- [Directions for this task] What follows is a listing. Return every line of it exactly.

- [Supplied material]
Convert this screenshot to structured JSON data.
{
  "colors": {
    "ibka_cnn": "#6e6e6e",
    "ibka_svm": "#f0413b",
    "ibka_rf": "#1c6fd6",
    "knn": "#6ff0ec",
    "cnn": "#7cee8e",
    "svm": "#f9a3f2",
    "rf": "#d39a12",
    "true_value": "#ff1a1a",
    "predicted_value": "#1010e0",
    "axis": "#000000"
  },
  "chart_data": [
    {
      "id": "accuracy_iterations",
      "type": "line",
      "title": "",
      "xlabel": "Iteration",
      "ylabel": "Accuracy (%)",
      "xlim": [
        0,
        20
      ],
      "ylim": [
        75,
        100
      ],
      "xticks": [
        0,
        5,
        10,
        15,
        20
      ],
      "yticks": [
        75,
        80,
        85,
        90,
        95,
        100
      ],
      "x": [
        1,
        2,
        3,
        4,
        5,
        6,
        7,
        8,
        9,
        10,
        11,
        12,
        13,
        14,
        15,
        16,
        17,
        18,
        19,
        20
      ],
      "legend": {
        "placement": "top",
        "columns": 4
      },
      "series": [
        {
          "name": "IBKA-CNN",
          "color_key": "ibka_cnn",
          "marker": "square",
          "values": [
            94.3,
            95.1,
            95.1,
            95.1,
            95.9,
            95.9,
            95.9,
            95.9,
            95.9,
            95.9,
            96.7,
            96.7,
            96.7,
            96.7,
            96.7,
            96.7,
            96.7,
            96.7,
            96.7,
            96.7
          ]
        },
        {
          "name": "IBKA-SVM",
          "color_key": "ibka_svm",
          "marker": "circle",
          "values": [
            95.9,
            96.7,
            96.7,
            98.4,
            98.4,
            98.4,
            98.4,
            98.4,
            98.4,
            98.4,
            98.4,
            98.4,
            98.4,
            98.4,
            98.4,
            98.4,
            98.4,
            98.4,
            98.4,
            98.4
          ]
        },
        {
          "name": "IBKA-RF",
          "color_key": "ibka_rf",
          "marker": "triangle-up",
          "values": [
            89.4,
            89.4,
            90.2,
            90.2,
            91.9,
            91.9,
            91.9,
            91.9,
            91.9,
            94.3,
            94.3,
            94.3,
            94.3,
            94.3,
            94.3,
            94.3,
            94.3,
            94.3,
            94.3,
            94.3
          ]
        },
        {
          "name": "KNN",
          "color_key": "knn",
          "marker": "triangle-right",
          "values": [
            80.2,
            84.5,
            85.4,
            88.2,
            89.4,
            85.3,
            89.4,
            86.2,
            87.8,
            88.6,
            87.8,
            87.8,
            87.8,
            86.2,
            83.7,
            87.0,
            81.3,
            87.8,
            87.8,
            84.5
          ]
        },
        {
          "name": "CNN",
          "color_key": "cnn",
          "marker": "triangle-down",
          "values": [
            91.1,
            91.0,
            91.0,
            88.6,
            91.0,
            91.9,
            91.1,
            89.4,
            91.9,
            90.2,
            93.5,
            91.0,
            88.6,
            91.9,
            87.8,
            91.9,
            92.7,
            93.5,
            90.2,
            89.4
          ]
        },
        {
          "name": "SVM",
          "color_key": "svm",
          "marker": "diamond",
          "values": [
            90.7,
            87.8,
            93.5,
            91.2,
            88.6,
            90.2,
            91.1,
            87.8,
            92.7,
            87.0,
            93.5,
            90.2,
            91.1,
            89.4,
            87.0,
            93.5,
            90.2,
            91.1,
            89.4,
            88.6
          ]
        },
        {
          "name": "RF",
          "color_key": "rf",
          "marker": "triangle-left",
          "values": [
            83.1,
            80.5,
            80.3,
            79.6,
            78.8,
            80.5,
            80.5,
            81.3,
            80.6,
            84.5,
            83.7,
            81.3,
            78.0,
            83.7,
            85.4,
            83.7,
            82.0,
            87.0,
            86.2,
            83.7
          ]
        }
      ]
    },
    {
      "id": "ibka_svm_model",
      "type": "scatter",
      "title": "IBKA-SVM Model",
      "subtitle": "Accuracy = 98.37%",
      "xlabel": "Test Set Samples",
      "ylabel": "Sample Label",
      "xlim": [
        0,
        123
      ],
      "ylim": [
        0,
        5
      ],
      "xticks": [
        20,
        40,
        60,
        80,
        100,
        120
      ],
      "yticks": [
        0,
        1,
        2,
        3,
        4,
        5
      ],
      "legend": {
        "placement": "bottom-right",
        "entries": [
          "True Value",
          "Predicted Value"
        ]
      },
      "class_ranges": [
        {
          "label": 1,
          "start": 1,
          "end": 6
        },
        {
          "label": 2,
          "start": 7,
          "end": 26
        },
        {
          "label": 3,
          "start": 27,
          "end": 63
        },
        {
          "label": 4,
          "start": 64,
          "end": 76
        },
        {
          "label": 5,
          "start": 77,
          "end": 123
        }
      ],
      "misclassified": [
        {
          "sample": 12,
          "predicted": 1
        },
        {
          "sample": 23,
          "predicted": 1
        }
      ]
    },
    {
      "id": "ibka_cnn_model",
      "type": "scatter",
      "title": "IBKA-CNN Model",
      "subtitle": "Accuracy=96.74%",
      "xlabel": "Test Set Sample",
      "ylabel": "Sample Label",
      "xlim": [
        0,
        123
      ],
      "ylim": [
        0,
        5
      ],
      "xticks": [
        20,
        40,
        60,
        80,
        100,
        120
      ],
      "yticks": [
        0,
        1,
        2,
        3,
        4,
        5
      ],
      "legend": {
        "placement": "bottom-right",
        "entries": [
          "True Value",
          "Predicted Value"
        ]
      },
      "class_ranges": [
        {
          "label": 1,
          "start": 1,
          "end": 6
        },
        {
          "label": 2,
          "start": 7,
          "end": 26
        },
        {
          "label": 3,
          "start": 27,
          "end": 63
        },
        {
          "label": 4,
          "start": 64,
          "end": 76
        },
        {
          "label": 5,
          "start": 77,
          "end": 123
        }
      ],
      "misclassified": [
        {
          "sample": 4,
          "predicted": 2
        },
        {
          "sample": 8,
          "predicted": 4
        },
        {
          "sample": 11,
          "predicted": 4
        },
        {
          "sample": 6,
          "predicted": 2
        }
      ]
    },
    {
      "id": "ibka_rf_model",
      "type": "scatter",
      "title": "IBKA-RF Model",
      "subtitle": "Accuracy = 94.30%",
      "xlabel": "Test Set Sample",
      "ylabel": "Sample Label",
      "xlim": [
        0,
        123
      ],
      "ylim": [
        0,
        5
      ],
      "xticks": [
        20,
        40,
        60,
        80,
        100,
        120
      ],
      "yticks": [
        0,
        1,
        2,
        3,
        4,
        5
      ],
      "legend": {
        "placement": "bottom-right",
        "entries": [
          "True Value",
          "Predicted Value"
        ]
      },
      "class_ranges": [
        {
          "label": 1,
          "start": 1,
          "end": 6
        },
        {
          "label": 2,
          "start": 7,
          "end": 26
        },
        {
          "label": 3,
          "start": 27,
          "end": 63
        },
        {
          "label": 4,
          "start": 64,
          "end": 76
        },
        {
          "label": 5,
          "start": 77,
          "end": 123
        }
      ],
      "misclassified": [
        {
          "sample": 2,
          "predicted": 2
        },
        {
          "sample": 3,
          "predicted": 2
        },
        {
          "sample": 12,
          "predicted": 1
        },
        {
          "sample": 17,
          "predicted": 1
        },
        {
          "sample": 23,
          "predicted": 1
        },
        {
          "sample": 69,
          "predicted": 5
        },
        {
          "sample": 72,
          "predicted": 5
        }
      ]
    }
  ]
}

- [Answer in full]
Convert this screenshot to structured JSON data.
{
  "colors": {
    "ibka_cnn": "#6e6e6e",
    "ibka_svm": "#f0413b",
    "ibka_rf": "#1c6fd6",
    "knn": "#6ff0ec",
    "cnn": "#7cee8e",
    "svm": "#f9a3f2",
    "rf": "#d39a12",
    "true_value": "#ff1a1a",
    "predicted_value": "#1010e0",
    "axis": "#000000"
  },
  "chart_data": [
    {
      "id": "accuracy_iterations",
      "type": "line",
      "title": "",
      "xlabel": "Iteration",
      "ylabel": "Accuracy (%)",
      "xlim": [
        0,
        20
      ],
      "ylim": [
        75,
        100
      ],
      "xticks": [
        0,
        5,
        10,
        15,
        20
      ],
      "yticks": [
        75,
        80,
        85,
        90,
        95,
        100
      ],
      "x": [
        1,
        2,
        3,
        4,
        5,
        6,
        7,
        8,
        9,
        10,
        11,
        12,
        13,
        14,
        15,
        16,
        17,
        18,
        19,
        20
      ],
      "legend": {
        "placement": "top",
        "columns": 4
      },
      "series": [
        {
          "name": "IBKA-CNN",
          "color_key": "ibka_cnn",
          "marker": "square",
          "values": [
            94.3,
            95.1,
            95.1,
            95.1,
            95.9,
            95.9,
            95.9,
            95.9,
            95.9,
            95.9,
            96.7,
            96.7,
            96.7,
            96.7,
            96.7,
            96.7,
            96.7,
            96.7,
            96.7,
            96.7
          ]
        },
        {
          "name": "IBKA-SVM",
          "color_key": "ibka_svm",
          "marker": "circle",
          "values": [
            95.9,
            96.7,
            96.7,
            98.4,
            98.4,
            98.4,
            98.4,
            98.4,
            98.4,
            98.4,
            98.4,
            98.4,
            98.4,
            98.4,
            98.4,
            98.4,
            98.4,
            98.4,
            98.4,
            98.4
          ]
        },
        {
          "name": "IBKA-RF",
          "color_key": "ibka_rf",
          "marker": "triangle-up",
          "values": [
            89.4,
            89.4,
            90.2,
            90.2,
            91.9,
            91.9,
            91.9,
            91.9,
            91.9,
            94.3,
            94.3,
            94.3,
            94.3,
            94.3,
            94.3,
            94.3,
            94.3,
            94.3,
            94.3,
            94.3
          ]
        },
        {
          "name": "KNN",
          "color_key": "knn",
          "marker": "triangle-right",
          "values": [
            80.2,
            84.5,
            85.4,
            88.2,
            89.4,
            85.3,
            89.4,
            86.2,
            87.8,
            88.6,
            87.8,
            87.8,
            87.8,
            86.2,
            83.7,
            87.0,
            81.3,
            87.8,
            87.8,
            84.5
          ]
        },
        {
          "name": "CNN",
          "color_key": "cnn",
          "marker": "triangle-down",
          "values": [
            91.1,
            91.0,
            91.0,
            88.6,
            91.0,
            91.9,
            91.1,
            89.4,
            91.9,
            90.2,
            93.5,
            91.0,
            88.6,
            91.9,
            87.8,
            91.9,
            92.7,
            93.5,
            90.2,
            89.4
          ]
        },
        {
          "name": "SVM",
          "color_key": "svm",
          "marker": "diamond",
          "values": [
            90.7,
            87.8,
            93.5,
            91.2,
            88.6,
            90.2,
            91.1,
            87.8,
            92.7,
            87.0,
            93.5,
            90.2,
            91.1,
            89.4,
            87.0,
            93.5,
            90.2,
            91.1,
            89.4,
            88.6
          ]
        },
        {
          "name": "RF",
          "color_key": "rf",
          "marker": "triangle-left",
          "values": [
            83.1,
            80.5,
            80.3,
            79.6,
            78.8,
            80.5,
            80.5,
            81.3,
            80.6,
            84.5,
            83.7,
            81.3,
            78.0,
            83.7,
            85.4,
            83.7,
            82.0,
            87.0,
            86.2,
            83.7
          ]
        }
      ]
    },
    {
      "id": "ibka_svm_model",
      "type": "scatter",
      "title": "IBKA-SVM Model",
      "subtitle": "Accuracy = 98.37%",
      "xlabel": "Test Set Samples",
      "ylabel": "Sample Label",
      "xlim": [
        0,
        123
      ],
      "ylim": [
        0,
        5
      ],
      "xticks": [
        20,
        40,
        60,
        80,
        100,
        120
      ],
      "yticks": [
        0,
        1,
        2,
        3,
        4,
        5
      ],
      "legend": {
        "placement": "bottom-right",
        "entries": [
          "True Value",
          "Predicted Value"
        ]
      },
      "class_ranges": [
        {
          "label": 1,
          "start": 1,
          "end": 6
        },
        {
          "label": 2,
          "start": 7,
          "end": 26
        },
        {
          "label": 3,
          "start": 27,
          "end": 63
        },
        {
          "label": 4,
          "start": 64,
          "end": 76
        },
        {
          "label": 5,
          "start": 77,
          "end": 123
        }
      ],
      "misclassified": [
        {
          "sample": 12,
          "predicted": 1
        },
        {
          "sample": 23,
          "predicted": 1
        }
      ]
    },
    {
      "id": "ibka_cnn_model",
      "type": "scatter",
      "title": "IBKA-CNN Model",
      "subtitle": "Accuracy=96.74%",
      "xlabel": "Test Set Sample",
      "ylabel": "Sample Label",
      "xlim": [
        0,
        123
      ],
      "ylim": [
        0,
        5
      ],
      "xticks": [
        20,
        40,
        60,
        80,
        100,
        120
      ],
      "yticks": [
        0,
        1,
        2,
        3,
        4,
        5
      ],
      "legend": {
        "placement": "bottom-right",
        "entries": [
          "True Value",
          "Predicted Value"
        ]
      },
      "class_ranges": [
        {
          "label": 1,
          "start": 1,
          "end": 6
        },
        {
          "label": 2,
          "start": 7,
          "end": 26
        },
        {
          "label": 3,
          "start": 27,
          "end": 63
        },
        {
          "label": 4,
          "start": 64,
          "end": 76
        },
        {
          "label": 5,
          "start": 77,
          "end": 123
        }
      ],
      "misclassified": [
        {
          "sample": 4,
          "predicted": 2
        },
        {
          "sample": 8,
          "predicted": 4
        },
        {
          "sample": 11,
          "predicted": 4
        },
        {
          "sample": 6,
          "predicted": 2
        }
      ]
    },
    {
      "id": "ibka_rf_model",
      "type": "scatter",
      "title": "IBKA-RF Model",
      "subtitle": "Accuracy = 94.30%",
      "xlabel": "Test Set Sample",
      "ylabel": "Sample Label",
      "xlim": [
        0,
        123
      ],
      "ylim": [
        0,
        5
      ],
      "xticks": [
        20,
        40,
        60,
        80,
        100,
        120
      ],
      "yticks": [
        0,
        1,
        2,
        3,
        4,
        5
      ],
      "legend": {
        "placement": "bottom-right",
        "entries": [
          "True Value",
          "Predicted Value"
        ]
      },
      "class_ranges": [
        {
          "label": 1,
          "start": 1,
          "end": 6
        },
        {
          "label": 2,
          "start": 7,
          "end": 26
        },
        {
          "label": 3,
          "start": 27,
          "end": 63
        },
        {
          "label": 4,
          "start": 64,
          "end": 76
        },
        {
          "label": 5,
          "start": 77,
          "end": 123
        }
      ],
      "misclassified": [
        {
          "sample": 2,
          "predicted": 2
        },
        {
          "sample": 3,
          "predicted": 2
        },
        {
          "sample": 12,
          "predicted": 1
        },
        {
          "sample": 17,
          "predicted": 1
        },
        {
          "sample": 23,
          "predicted": 1
        },
        {
          "sample": 69,
          "predicted": 5
        },
        {
          "sample": 72,
          "predicted": 5
        }
      ]
    }
  ]
}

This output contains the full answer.